> Set task: Skip the pictures. Transcribe the rest of the data below without changing a word.

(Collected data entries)
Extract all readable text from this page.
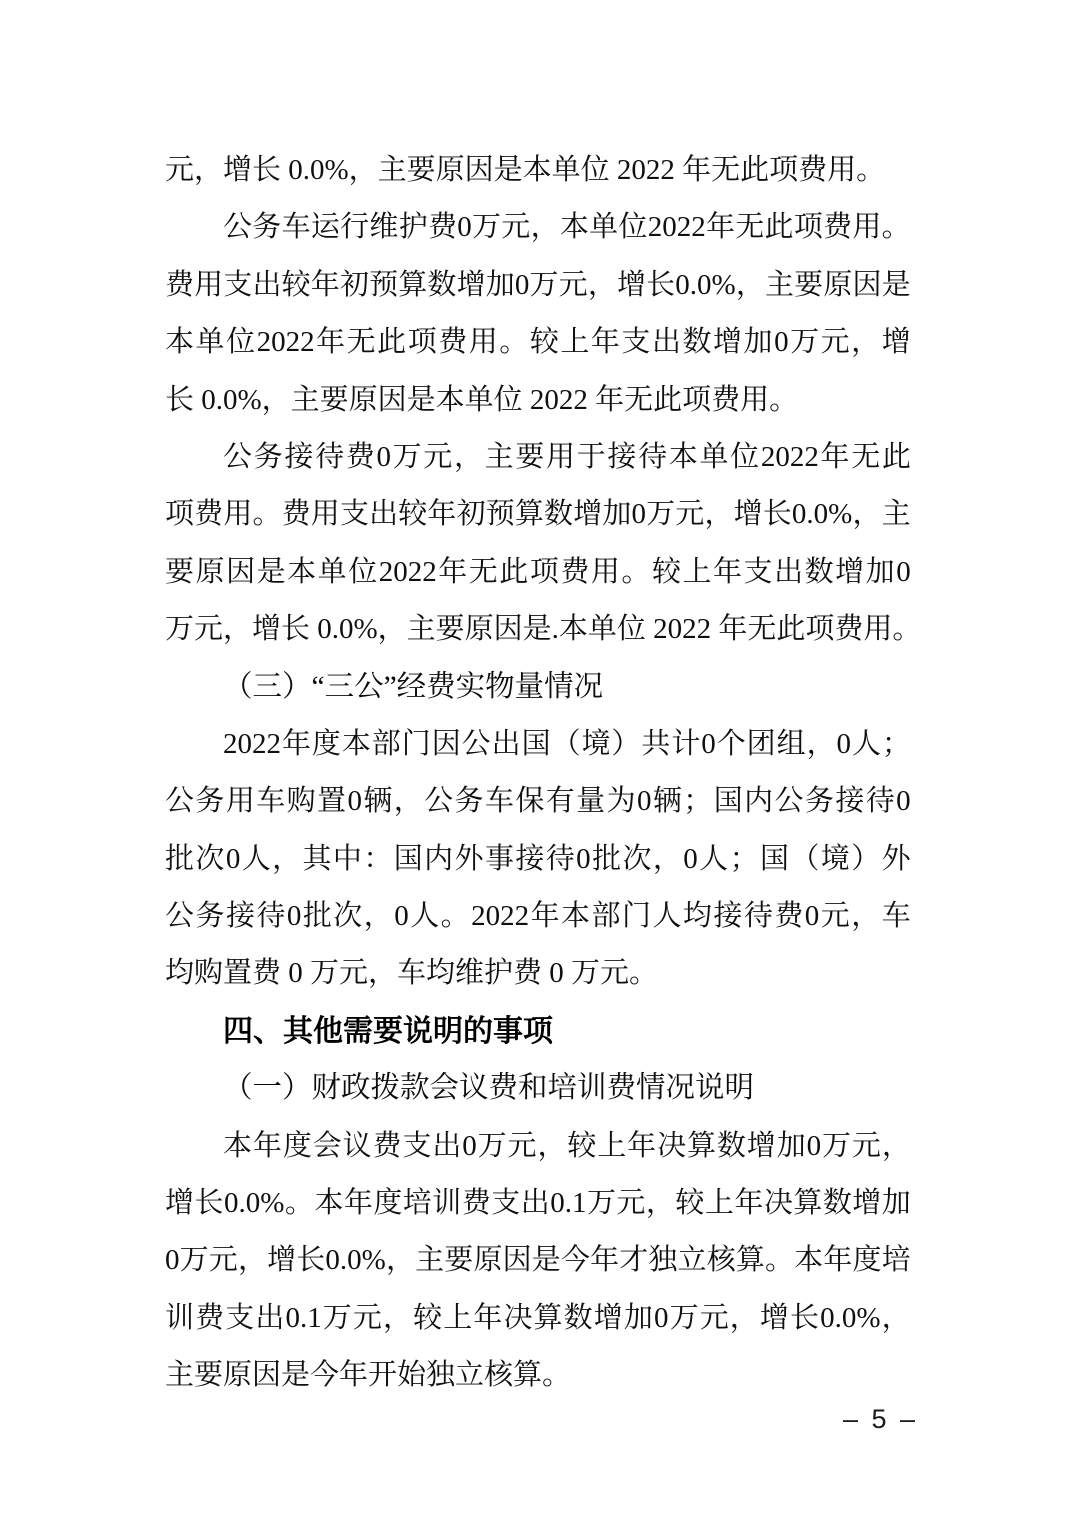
元，增长 0.0%，主要原因是本单位 2022 年无此项费用。
公 务 车 运 行 维 护 费 0 万 元 ， 本 单 位 2022 年 无 此 项 费 用 。
费 用 支 出 较 年 初 预 算 数 增 加 0 万 元 ， 增 长 0.0% ， 主 要 原 因 是
本 单 位 2022 年 无 此 项 费 用 。 较 上 年 支 出 数 增 加 0 万 元 ， 增
长 0.0%，主要原因是本单位 2022 年无此项费用。
公 务 接 待 费 0 万 元 ， 主 要 用 于 接 待 本 单 位 2022 年 无 此
项 费 用 。 费 用 支 出 较 年 初 预 算 数 增 加 0 万 元 ， 增 长 0.0% ， 主
要 原 因 是 本 单 位 2022 年 无 此 项 费 用 。 较 上 年 支 出 数 增 加 0
万元，增长 0.0%，主要原因是.本单位 2022 年无此项费用。
（三）“三公”经费实物量情况
2022 年 度 本 部 门 因 公 出 国 （ 境 ） 共 计 0 个 团 组 ， 0 人 ；
公 务 用 车 购 置 0 辆 ， 公 务 车 保 有 量 为 0 辆 ； 国 内 公 务 接 待 0
批 次 0 人 ， 其 中 ： 国 内 外 事 接 待 0 批 次 ， 0 人 ； 国 （ 境 ） 外
公 务 接 待 0 批 次 ， 0 人 。 2022 年 本 部 门 人 均 接 待 费 0 元 ， 车
均购置费 0 万元，车均维护费 0 万元。
四、其他需要说明的事项
（一）财政拨款会议费和培训费情况说明
本 年 度 会 议 费 支 出 0 万 元 ， 较 上 年 决 算 数 增 加 0 万 元 ，
增 长 0.0% 。 本 年 度 培 训 费 支 出 0.1 万 元 ， 较 上 年 决 算 数 增 加
0 万 元 ， 增 长 0.0% ， 主 要 原 因 是 今 年 才 独 立 核 算 。 本 年 度 培
训 费 支 出 0.1 万 元 ， 较 上 年 决 算 数 增 加 0 万 元 ， 增 长 0.0% ，
主要原因是今年开始独立核算。
– 5 –
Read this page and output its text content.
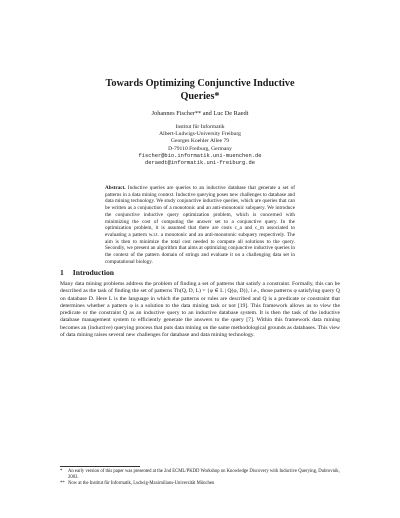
Towards Optimizing Conjunctive Inductive
Queries*
Johannes Fischer** and Luc De Raedt
Institut für Informatik
Albert-Ludwigs-University Freiburg
Georges Koehler Allee 79
D-79110 Freiburg, Germany
fischer@bio.informatik.uni-muenchen.de
deraedt@informatik.uni-freiburg.de
Abstract. Inductive queries are queries to an inductive database that generate a set of patterns in a data mining context. Inductive querying poses new challenges to database and data mining technology. We study conjunctive inductive queries, which are queries that can be written as a conjunction of a monotonic and an anti-monotonic subquery. We introduce the conjunctive inductive query optimization problem, which is concerned with minimizing the cost of computing the answer set to a conjunctive query. In the optimization problem, it is assumed that there are costs c_a and c_m associated to evaluating a pattern w.r.t. a monotonic and an anti-monotonic subquery respectively. The aim is then to minimize the total cost needed to compute all solutions to the query. Secondly, we present an algorithm that aims at optimizing conjunctive inductive queries in the context of the pattern domain of strings and evaluate it on a challenging data set in computational biology.
1 Introduction
Many data mining problems address the problem of finding a set of patterns that satisfy a constraint. Formally, this can be described as the task of finding the set of patterns Th(Q, D, L) = {φ ∈ L | Q(φ, D)}, i.e., those patterns φ satisfying query Q on database D. Here L is the language in which the patterns or rules are described and Q is a predicate or constraint that determines whether a pattern φ is a solution to the data mining task or not [19]. This framework allows us to view the predicate or the constraint Q as an inductive query to an inductive database system. It is then the task of the inductive database management system to efficiently generate the answers to the query [7]. Within this framework data mining becomes an (inductive) querying process that puts data mining on the same methodological grounds as databases. This view of data mining raises several new challenges for database and data mining technology.
* An early version of this paper was presented at the 2nd ECML/PKDD Workshop on Knowledge Discovery with Inductive Querying, Dubrovnik, 2003.
** Now at the Institut für Informatik, Ludwig-Maximilians-Universität München
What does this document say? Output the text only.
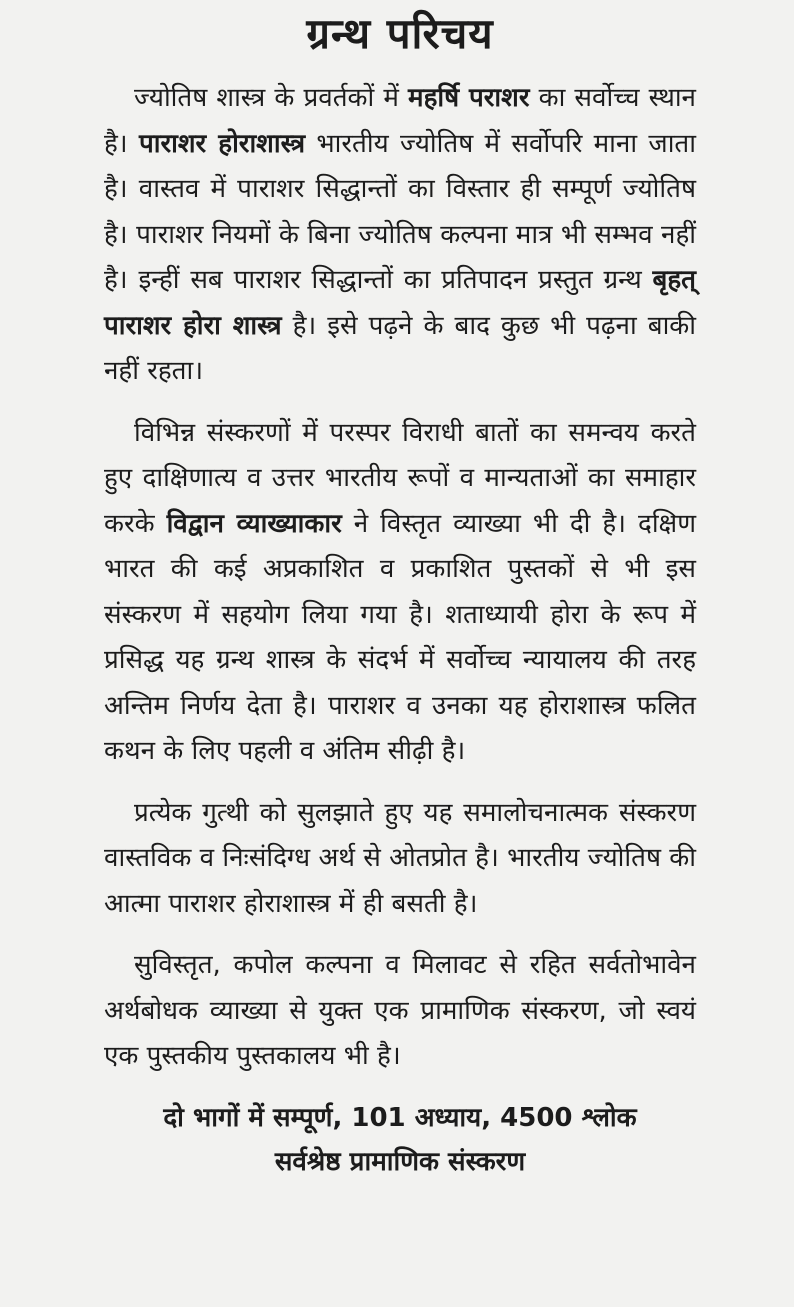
ग्रन्थ परिचय

ज्योतिष शास्त्र के प्रवर्तकों में महर्षि पराशर का सर्वोच्च स्थान है। पाराशर होराशास्त्र भारतीय ज्योतिष में सर्वोपरि माना जाता है। वास्तव में पाराशर सिद्धान्तों का विस्तार ही सम्पूर्ण ज्योतिष है। पाराशर नियमों के बिना ज्योतिष कल्पना मात्र भी सम्भव नहीं है। इन्हीं सब पाराशर सिद्धान्तों का प्रतिपादन प्रस्तुत ग्रन्थ बृहत् पाराशर होरा शास्त्र है। इसे पढ़ने के बाद कुछ भी पढ़ना बाकी नहीं रहता।

विभिन्न संस्करणों में परस्पर विराधी बातों का समन्वय करते हुए दाक्षिणात्य व उत्तर भारतीय रूपों व मान्यताओं का समाहार करके विद्वान व्याख्याकार ने विस्तृत व्याख्या भी दी है। दक्षिण भारत की कई अप्रकाशित व प्रकाशित पुस्तकों से भी इस संस्करण में सहयोग लिया गया है। शताध्यायी होरा के रूप में प्रसिद्ध यह ग्रन्थ शास्त्र के संदर्भ में सर्वोच्च न्यायालय की तरह अन्तिम निर्णय देता है। पाराशर व उनका यह होराशास्त्र फलित कथन के लिए पहली व अंतिम सीढ़ी है।

प्रत्येक गुत्थी को सुलझाते हुए यह समालोचनात्मक संस्करण वास्तविक व निःसंदिग्ध अर्थ से ओतप्रोत है। भारतीय ज्योतिष की आत्मा पाराशर होराशास्त्र में ही बसती है।

सुविस्तृत, कपोल कल्पना व मिलावट से रहित सर्वतोभावेन अर्थबोधक व्याख्या से युक्त एक प्रामाणिक संस्करण, जो स्वयं एक पुस्तकीय पुस्तकालय भी है।

दो भागों में सम्पूर्ण, 101 अध्याय, 4500 श्लोक

सर्वश्रेष्ठ प्रामाणिक संस्करण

> Output of the exercise:
Extract all readable text from this page.
元，增长 0.0%，主要原因是本单位 2022 年无此项费用。
公 务 车 运 行 维 护 费 0 万 元 ， 本 单 位 2022 年 无 此 项 费 用 。
费 用 支 出 较 年 初 预 算 数 增 加 0 万 元 ， 增 长 0.0% ， 主 要 原 因 是
本 单 位 2022 年 无 此 项 费 用 。 较 上 年 支 出 数 增 加 0 万 元 ， 增
长 0.0%，主要原因是本单位 2022 年无此项费用。
公 务 接 待 费 0 万 元 ， 主 要 用 于 接 待 本 单 位 2022 年 无 此
项 费 用 。 费 用 支 出 较 年 初 预 算 数 增 加 0 万 元 ， 增 长 0.0% ， 主
要 原 因 是 本 单 位 2022 年 无 此 项 费 用 。 较 上 年 支 出 数 增 加 0
万元，增长 0.0%，主要原因是.本单位 2022 年无此项费用。
（三）“三公”经费实物量情况
2022 年 度 本 部 门 因 公 出 国 （ 境 ） 共 计 0 个 团 组 ， 0 人 ；
公 务 用 车 购 置 0 辆 ， 公 务 车 保 有 量 为 0 辆 ； 国 内 公 务 接 待 0
批 次 0 人 ， 其 中 ： 国 内 外 事 接 待 0 批 次 ， 0 人 ； 国 （ 境 ） 外
公 务 接 待 0 批 次 ， 0 人 。 2022 年 本 部 门 人 均 接 待 费 0 元 ， 车
均购置费 0 万元，车均维护费 0 万元。
四、其他需要说明的事项
（一）财政拨款会议费和培训费情况说明
本 年 度 会 议 费 支 出 0 万 元 ， 较 上 年 决 算 数 增 加 0 万 元 ，
增 长 0.0% 。 本 年 度 培 训 费 支 出 0.1 万 元 ， 较 上 年 决 算 数 增 加
0 万 元 ， 增 长 0.0% ， 主 要 原 因 是 今 年 才 独 立 核 算 。 本 年 度 培
训 费 支 出 0.1 万 元 ， 较 上 年 决 算 数 增 加 0 万 元 ， 增 长 0.0% ，
主要原因是今年开始独立核算。
– 5 –
Read this page and output its text content.
Towards Optimizing Conjunctive Inductive
Queries*
Johannes Fischer** and Luc De Raedt
Institut für Informatik
Albert-Ludwigs-University Freiburg
Georges Koehler Allee 79
D-79110 Freiburg, Germany
fischer@bio.informatik.uni-muenchen.de
deraedt@informatik.uni-freiburg.de
Abstract. Inductive queries are queries to an inductive database that generate a set of patterns in a data mining context. Inductive querying poses new challenges to database and data mining technology. We study conjunctive inductive queries, which are queries that can be written as a conjunction of a monotonic and an anti-monotonic subquery. We introduce the conjunctive inductive query optimization problem, which is concerned with minimizing the cost of computing the answer set to a conjunctive query. In the optimization problem, it is assumed that there are costs c_a and c_m associated to evaluating a pattern w.r.t. a monotonic and an anti-monotonic subquery respectively. The aim is then to minimize the total cost needed to compute all solutions to the query. Secondly, we present an algorithm that aims at optimizing conjunctive inductive queries in the context of the pattern domain of strings and evaluate it on a challenging data set in computational biology.
1 Introduction
Many data mining problems address the problem of finding a set of patterns that satisfy a constraint. Formally, this can be described as the task of finding the set of patterns Th(Q, D, L) = {φ ∈ L | Q(φ, D)}, i.e., those patterns φ satisfying query Q on database D. Here L is the language in which the patterns or rules are described and Q is a predicate or constraint that determines whether a pattern φ is a solution to the data mining task or not [19]. This framework allows us to view the predicate or the constraint Q as an inductive query to an inductive database system. It is then the task of the inductive database management system to efficiently generate the answers to the query [7]. Within this framework data mining becomes an (inductive) querying process that puts data mining on the same methodological grounds as databases. This view of data mining raises several new challenges for database and data mining technology.
* An early version of this paper was presented at the 2nd ECML/PKDD Workshop on Knowledge Discovery with Inductive Querying, Dubrovnik, 2003.
** Now at the Institut für Informatik, Ludwig-Maximilians-Universität München
What does this document say? Output the text only.
ग्रन्थ परिचय

ज्योतिष शास्त्र के प्रवर्तकों में महर्षि पराशर का सर्वोच्च स्थान है। पाराशर होराशास्त्र भारतीय ज्योतिष में सर्वोपरि माना जाता है। वास्तव में पाराशर सिद्धान्तों का विस्तार ही सम्पूर्ण ज्योतिष है। पाराशर नियमों के बिना ज्योतिष कल्पना मात्र भी सम्भव नहीं है। इन्हीं सब पाराशर सिद्धान्तों का प्रतिपादन प्रस्तुत ग्रन्थ बृहत् पाराशर होरा शास्त्र है। इसे पढ़ने के बाद कुछ भी पढ़ना बाकी नहीं रहता।

विभिन्न संस्करणों में परस्पर विराधी बातों का समन्वय करते हुए दाक्षिणात्य व उत्तर भारतीय रूपों व मान्यताओं का समाहार करके विद्वान व्याख्याकार ने विस्तृत व्याख्या भी दी है। दक्षिण भारत की कई अप्रकाशित व प्रकाशित पुस्तकों से भी इस संस्करण में सहयोग लिया गया है। शताध्यायी होरा के रूप में प्रसिद्ध यह ग्रन्थ शास्त्र के संदर्भ में सर्वोच्च न्यायालय की तरह अन्तिम निर्णय देता है। पाराशर व उनका यह होराशास्त्र फलित कथन के लिए पहली व अंतिम सीढ़ी है।

प्रत्येक गुत्थी को सुलझाते हुए यह समालोचनात्मक संस्करण वास्तविक व निःसंदिग्ध अर्थ से ओतप्रोत है। भारतीय ज्योतिष की आत्मा पाराशर होराशास्त्र में ही बसती है।

सुविस्तृत, कपोल कल्पना व मिलावट से रहित सर्वतोभावेन अर्थबोधक व्याख्या से युक्त एक प्रामाणिक संस्करण, जो स्वयं एक पुस्तकीय पुस्तकालय भी है।

दो भागों में सम्पूर्ण, 101 अध्याय, 4500 श्लोक

सर्वश्रेष्ठ प्रामाणिक संस्करण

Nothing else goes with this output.